→ **Set problem**
Please repeat all of the lines that follow, exactly as written.
───── Dataset excerpts
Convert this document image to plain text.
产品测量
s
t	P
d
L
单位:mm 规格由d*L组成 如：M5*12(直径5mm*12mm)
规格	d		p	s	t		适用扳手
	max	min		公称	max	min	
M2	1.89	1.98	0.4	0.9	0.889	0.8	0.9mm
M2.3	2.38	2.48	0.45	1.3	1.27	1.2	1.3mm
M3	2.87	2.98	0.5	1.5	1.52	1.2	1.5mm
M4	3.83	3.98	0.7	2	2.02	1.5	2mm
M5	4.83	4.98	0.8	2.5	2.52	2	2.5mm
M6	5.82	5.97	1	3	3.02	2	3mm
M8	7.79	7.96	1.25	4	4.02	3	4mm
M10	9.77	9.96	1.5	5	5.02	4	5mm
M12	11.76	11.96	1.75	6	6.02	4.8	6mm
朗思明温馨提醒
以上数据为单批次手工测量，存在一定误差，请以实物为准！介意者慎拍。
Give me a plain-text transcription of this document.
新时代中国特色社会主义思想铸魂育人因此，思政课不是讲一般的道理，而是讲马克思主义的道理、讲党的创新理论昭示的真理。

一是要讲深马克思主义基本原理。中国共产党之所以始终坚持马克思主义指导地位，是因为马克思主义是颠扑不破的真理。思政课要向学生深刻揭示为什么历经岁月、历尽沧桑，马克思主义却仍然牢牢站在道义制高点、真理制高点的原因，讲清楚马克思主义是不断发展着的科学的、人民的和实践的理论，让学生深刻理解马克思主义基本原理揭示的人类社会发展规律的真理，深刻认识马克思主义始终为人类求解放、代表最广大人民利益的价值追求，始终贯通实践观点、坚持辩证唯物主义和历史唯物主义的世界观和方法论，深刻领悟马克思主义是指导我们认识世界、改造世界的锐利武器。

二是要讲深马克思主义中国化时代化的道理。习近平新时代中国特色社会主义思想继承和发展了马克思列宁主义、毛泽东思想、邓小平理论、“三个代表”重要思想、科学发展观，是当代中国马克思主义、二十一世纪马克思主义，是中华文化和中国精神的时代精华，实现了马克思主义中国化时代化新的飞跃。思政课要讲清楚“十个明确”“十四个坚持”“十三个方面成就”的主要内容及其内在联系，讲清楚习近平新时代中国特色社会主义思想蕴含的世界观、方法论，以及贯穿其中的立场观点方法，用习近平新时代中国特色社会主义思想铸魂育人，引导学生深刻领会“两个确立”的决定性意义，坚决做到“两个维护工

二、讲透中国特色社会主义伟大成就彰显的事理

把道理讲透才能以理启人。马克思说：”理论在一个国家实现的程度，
──────────
→ **Output of the exercise**
Convert this document image to plain text.
产品测量
s
t	P
d
L
单位:mm 规格由d*L组成 如：M5*12(直径5mm*12mm)
规格	d		p	s	t		适用扳手
	max	min		公称	max	min	
M2	1.89	1.98	0.4	0.9	0.889	0.8	0.9mm
M2.3	2.38	2.48	0.45	1.3	1.27	1.2	1.3mm
M3	2.87	2.98	0.5	1.5	1.52	1.2	1.5mm
M4	3.83	3.98	0.7	2	2.02	1.5	2mm
M5	4.83	4.98	0.8	2.5	2.52	2	2.5mm
M6	5.82	5.97	1	3	3.02	2	3mm
M8	7.79	7.96	1.25	4	4.02	3	4mm
M10	9.77	9.96	1.5	5	5.02	4	5mm
M12	11.76	11.96	1.75	6	6.02	4.8	6mm
朗思明温馨提醒
以上数据为单批次手工测量，存在一定误差，请以实物为准！介意者慎拍。
Give me a plain-text transcription of this document.
新时代中国特色社会主义思想铸魂育人因此，思政课不是讲一般的道理，而是讲马克思主义的道理、讲党的创新理论昭示的真理。

一是要讲深马克思主义基本原理。中国共产党之所以始终坚持马克思主义指导地位，是因为马克思主义是颠扑不破的真理。思政课要向学生深刻揭示为什么历经岁月、历尽沧桑，马克思主义却仍然牢牢站在道义制高点、真理制高点的原因，讲清楚马克思主义是不断发展着的科学的、人民的和实践的理论，让学生深刻理解马克思主义基本原理揭示的人类社会发展规律的真理，深刻认识马克思主义始终为人类求解放、代表最广大人民利益的价值追求，始终贯通实践观点、坚持辩证唯物主义和历史唯物主义的世界观和方法论，深刻领悟马克思主义是指导我们认识世界、改造世界的锐利武器。

二是要讲深马克思主义中国化时代化的道理。习近平新时代中国特色社会主义思想继承和发展了马克思列宁主义、毛泽东思想、邓小平理论、“三个代表”重要思想、科学发展观，是当代中国马克思主义、二十一世纪马克思主义，是中华文化和中国精神的时代精华，实现了马克思主义中国化时代化新的飞跃。思政课要讲清楚“十个明确”“十四个坚持”“十三个方面成就”的主要内容及其内在联系，讲清楚习近平新时代中国特色社会主义思想蕴含的世界观、方法论，以及贯穿其中的立场观点方法，用习近平新时代中国特色社会主义思想铸魂育人，引导学生深刻领会“两个确立”的决定性意义，坚决做到“两个维护工

二、讲透中国特色社会主义伟大成就彰显的事理

把道理讲透才能以理启人。马克思说：”理论在一个国家实现的程度，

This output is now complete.